WHAT YOU WILL DO: Every entry should be repeated exactly. Omit the pictures.

(Collection entries)
== == ==

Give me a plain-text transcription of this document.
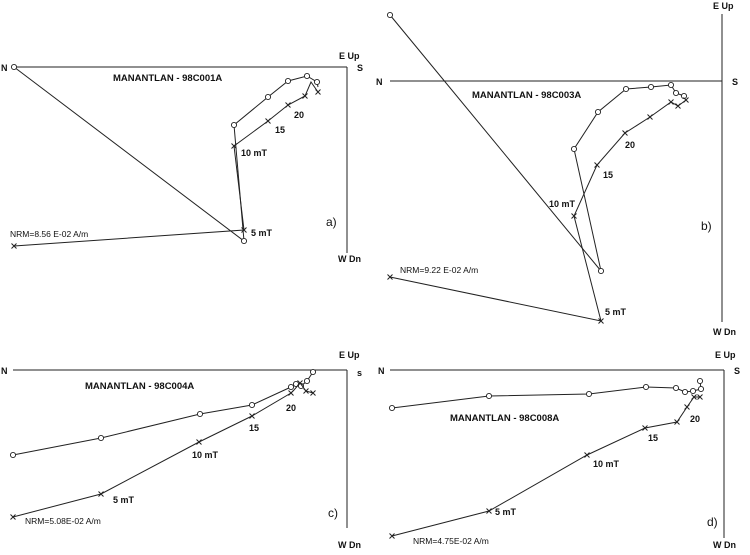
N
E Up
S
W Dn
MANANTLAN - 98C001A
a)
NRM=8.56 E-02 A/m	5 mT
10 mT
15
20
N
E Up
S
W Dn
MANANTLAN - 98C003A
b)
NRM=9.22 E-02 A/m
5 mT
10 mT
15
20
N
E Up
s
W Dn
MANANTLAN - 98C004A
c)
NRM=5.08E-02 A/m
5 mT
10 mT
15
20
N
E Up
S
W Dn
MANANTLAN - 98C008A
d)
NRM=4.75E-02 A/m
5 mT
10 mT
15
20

== == ==

SOLUTION:
Give me a plain-text transcription of this document.
N
E Up
S
W Dn
MANANTLAN - 98C001A
a)
NRM=8.56 E-02 A/m	5 mT
10 mT
15
20
N
E Up
S
W Dn
MANANTLAN - 98C003A
b)
NRM=9.22 E-02 A/m
5 mT
10 mT
15
20
N
E Up
s
W Dn
MANANTLAN - 98C004A
c)
NRM=5.08E-02 A/m
5 mT
10 mT
15
20
N
E Up
S
W Dn
MANANTLAN - 98C008A
d)
NRM=4.75E-02 A/m
5 mT
10 mT
15
20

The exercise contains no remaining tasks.